## To do
What follows is a set of records; restate each one word for word and drop the pictures.

## Source records

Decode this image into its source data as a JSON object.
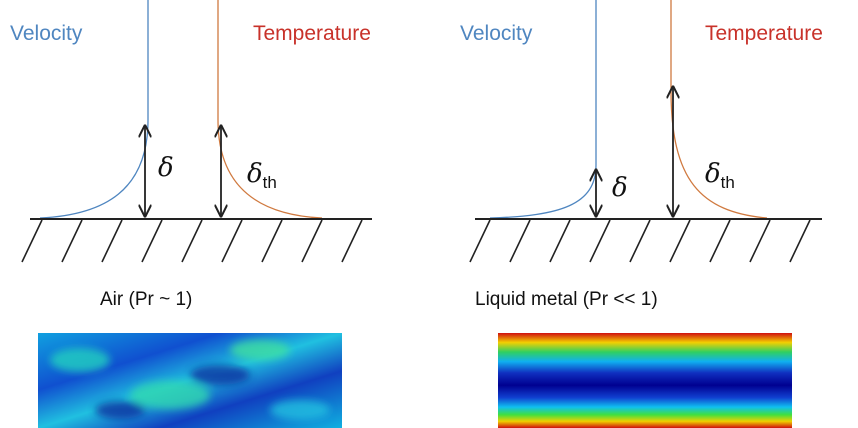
{
  "panels": [
    {
      "velocity_label": "Velocity",
      "temperature_label": "Temperature",
      "delta": "δ",
      "delta_th": {
        "symbol": "δ",
        "subscript": "th"
      },
      "caption": "Air (Pr ~ 1)"
    },
    {
      "velocity_label": "Velocity",
      "temperature_label": "Temperature",
      "delta": "δ",
      "delta_th": {
        "symbol": "δ",
        "subscript": "th"
      },
      "caption": "Liquid metal (Pr << 1)"
    }
  ]
}
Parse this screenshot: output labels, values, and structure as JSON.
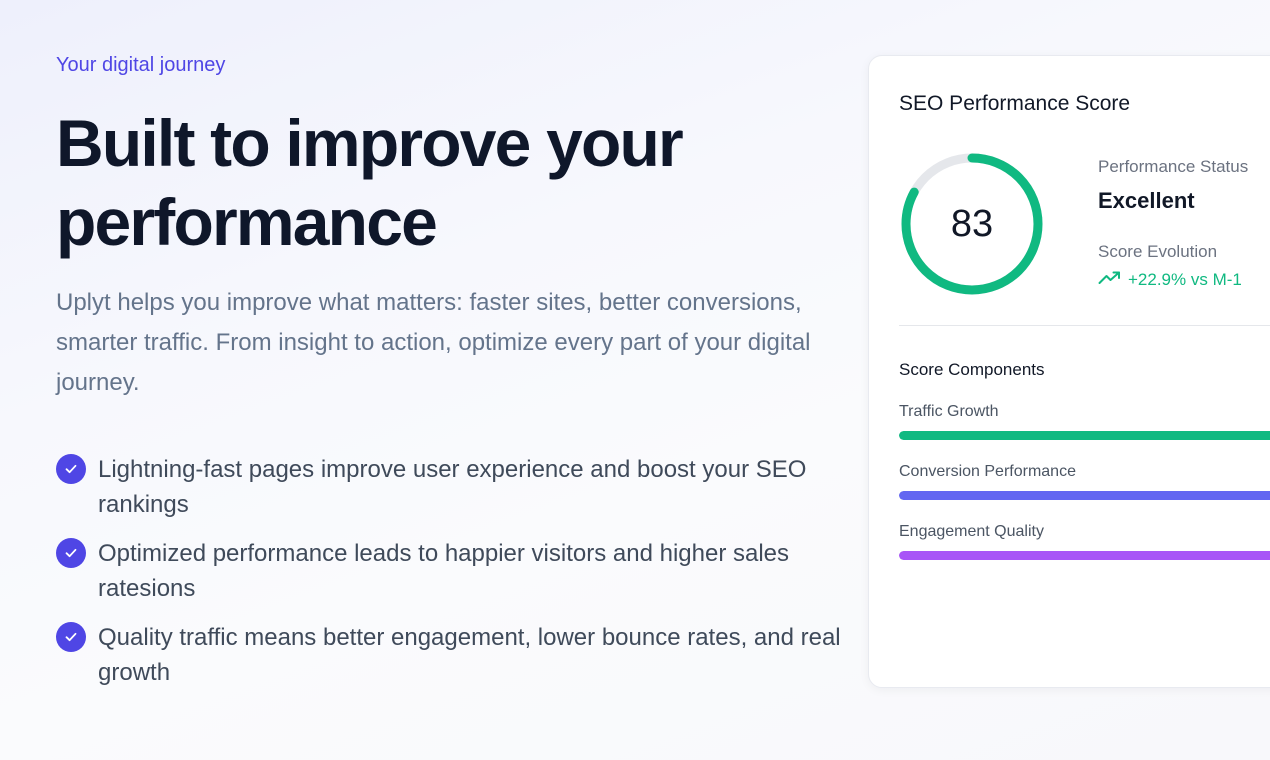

## Written reply
Decode this image into its source data as a JSON object.
{
  "panels": [
    {
      "velocity_label": "Velocity",
      "temperature_label": "Temperature",
      "delta": "δ",
      "delta_th": {
        "symbol": "δ",
        "subscript": "th"
      },
      "caption": "Air (Pr ~ 1)"
    },
    {
      "velocity_label": "Velocity",
      "temperature_label": "Temperature",
      "delta": "δ",
      "delta_th": {
        "symbol": "δ",
        "subscript": "th"
      },
      "caption": "Liquid metal (Pr << 1)"
    }
  ]
}
Parse this screenshot: output labels, values, and structure as JSON.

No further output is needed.